* _YOUR OBJECTIVE_
The result should consist solely of the line containing "What text is on this page?" and the lines that follow it below, each reproduced exactly, the last line included.

--- START ---

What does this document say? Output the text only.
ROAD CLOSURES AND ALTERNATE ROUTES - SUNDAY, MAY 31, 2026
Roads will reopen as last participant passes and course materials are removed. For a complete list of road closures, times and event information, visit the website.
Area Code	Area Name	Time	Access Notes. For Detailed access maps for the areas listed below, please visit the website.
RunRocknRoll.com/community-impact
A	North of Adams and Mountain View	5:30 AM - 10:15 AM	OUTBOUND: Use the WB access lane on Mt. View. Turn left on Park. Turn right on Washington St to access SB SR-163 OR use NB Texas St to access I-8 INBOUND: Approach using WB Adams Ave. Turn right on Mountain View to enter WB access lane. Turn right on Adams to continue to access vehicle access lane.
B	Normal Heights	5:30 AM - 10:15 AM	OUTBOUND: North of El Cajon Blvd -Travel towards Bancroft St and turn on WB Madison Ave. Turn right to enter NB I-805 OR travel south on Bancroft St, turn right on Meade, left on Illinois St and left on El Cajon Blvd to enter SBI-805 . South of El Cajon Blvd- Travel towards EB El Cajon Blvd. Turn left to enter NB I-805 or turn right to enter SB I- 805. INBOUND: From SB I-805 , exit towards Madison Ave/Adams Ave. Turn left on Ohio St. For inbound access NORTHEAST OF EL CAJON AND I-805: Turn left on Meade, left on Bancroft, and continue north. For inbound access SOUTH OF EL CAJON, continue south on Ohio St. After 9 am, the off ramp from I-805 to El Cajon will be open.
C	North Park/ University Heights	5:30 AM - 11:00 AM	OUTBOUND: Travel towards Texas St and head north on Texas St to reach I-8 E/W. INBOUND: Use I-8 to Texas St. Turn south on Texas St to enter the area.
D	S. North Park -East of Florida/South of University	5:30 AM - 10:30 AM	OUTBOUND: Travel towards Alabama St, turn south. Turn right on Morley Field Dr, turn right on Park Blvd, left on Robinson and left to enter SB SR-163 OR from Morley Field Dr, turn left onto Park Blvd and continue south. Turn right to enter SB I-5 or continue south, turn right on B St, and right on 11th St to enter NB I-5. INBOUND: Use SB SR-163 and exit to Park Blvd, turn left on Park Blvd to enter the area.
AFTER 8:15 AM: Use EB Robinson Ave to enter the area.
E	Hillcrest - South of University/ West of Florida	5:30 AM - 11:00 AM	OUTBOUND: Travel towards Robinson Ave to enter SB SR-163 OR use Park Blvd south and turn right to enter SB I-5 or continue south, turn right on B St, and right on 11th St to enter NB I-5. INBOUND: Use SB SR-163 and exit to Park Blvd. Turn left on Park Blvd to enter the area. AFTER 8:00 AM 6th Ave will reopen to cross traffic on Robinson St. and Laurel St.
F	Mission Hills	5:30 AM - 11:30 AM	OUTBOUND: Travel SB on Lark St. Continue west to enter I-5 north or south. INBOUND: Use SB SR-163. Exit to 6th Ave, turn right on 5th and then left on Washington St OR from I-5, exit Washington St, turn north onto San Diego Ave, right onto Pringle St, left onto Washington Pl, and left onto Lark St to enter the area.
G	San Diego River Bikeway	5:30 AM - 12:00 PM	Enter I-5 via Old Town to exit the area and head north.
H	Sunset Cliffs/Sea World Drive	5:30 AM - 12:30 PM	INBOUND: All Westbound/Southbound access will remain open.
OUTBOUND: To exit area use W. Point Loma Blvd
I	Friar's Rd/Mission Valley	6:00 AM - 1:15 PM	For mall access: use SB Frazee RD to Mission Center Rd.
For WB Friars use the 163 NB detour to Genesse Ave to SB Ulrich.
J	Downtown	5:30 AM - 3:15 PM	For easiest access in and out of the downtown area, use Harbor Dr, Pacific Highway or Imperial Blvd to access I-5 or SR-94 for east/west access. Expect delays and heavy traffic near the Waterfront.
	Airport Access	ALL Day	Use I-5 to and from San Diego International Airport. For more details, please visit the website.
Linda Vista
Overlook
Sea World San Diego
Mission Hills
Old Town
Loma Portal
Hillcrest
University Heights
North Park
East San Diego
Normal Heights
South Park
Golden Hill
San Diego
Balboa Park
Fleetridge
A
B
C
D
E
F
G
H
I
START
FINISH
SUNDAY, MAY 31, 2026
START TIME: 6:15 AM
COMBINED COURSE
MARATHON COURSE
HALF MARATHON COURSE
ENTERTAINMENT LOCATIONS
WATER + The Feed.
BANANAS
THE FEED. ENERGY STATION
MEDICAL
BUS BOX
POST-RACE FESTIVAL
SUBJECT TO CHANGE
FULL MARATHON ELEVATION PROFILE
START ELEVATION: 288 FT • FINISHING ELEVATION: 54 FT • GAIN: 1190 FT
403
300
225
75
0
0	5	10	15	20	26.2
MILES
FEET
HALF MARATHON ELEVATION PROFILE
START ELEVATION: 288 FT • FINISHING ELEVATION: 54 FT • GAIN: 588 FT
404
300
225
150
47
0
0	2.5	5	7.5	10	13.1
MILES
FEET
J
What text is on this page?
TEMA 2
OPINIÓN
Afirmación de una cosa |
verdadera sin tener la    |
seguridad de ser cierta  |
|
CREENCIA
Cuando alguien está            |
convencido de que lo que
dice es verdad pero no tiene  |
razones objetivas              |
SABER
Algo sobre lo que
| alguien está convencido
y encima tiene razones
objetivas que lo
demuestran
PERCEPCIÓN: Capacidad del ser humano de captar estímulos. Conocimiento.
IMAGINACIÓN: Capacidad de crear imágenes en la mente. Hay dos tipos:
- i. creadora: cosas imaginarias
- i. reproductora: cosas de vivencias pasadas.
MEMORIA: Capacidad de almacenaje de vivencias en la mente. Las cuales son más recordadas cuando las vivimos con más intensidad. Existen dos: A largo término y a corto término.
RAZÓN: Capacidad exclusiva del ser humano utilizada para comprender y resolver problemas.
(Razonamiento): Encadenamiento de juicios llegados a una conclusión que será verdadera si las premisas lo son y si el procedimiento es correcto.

--- END ---

* _COMPLETED EXERCISE_
What text is on this page?
TEMA 2
OPINIÓN
Afirmación de una cosa |
verdadera sin tener la    |
seguridad de ser cierta  |
|
CREENCIA
Cuando alguien está            |
convencido de que lo que
dice es verdad pero no tiene  |
razones objetivas              |
SABER
Algo sobre lo que
| alguien está convencido
y encima tiene razones
objetivas que lo
demuestran
PERCEPCIÓN: Capacidad del ser humano de captar estímulos. Conocimiento.
IMAGINACIÓN: Capacidad de crear imágenes en la mente. Hay dos tipos:
- i. creadora: cosas imaginarias
- i. reproductora: cosas de vivencias pasadas.
MEMORIA: Capacidad de almacenaje de vivencias en la mente. Las cuales son más recordadas cuando las vivimos con más intensidad. Existen dos: A largo término y a corto término.
RAZÓN: Capacidad exclusiva del ser humano utilizada para comprender y resolver problemas.
(Razonamiento): Encadenamiento de juicios llegados a una conclusión que será verdadera si las premisas lo son y si el procedimiento es correcto.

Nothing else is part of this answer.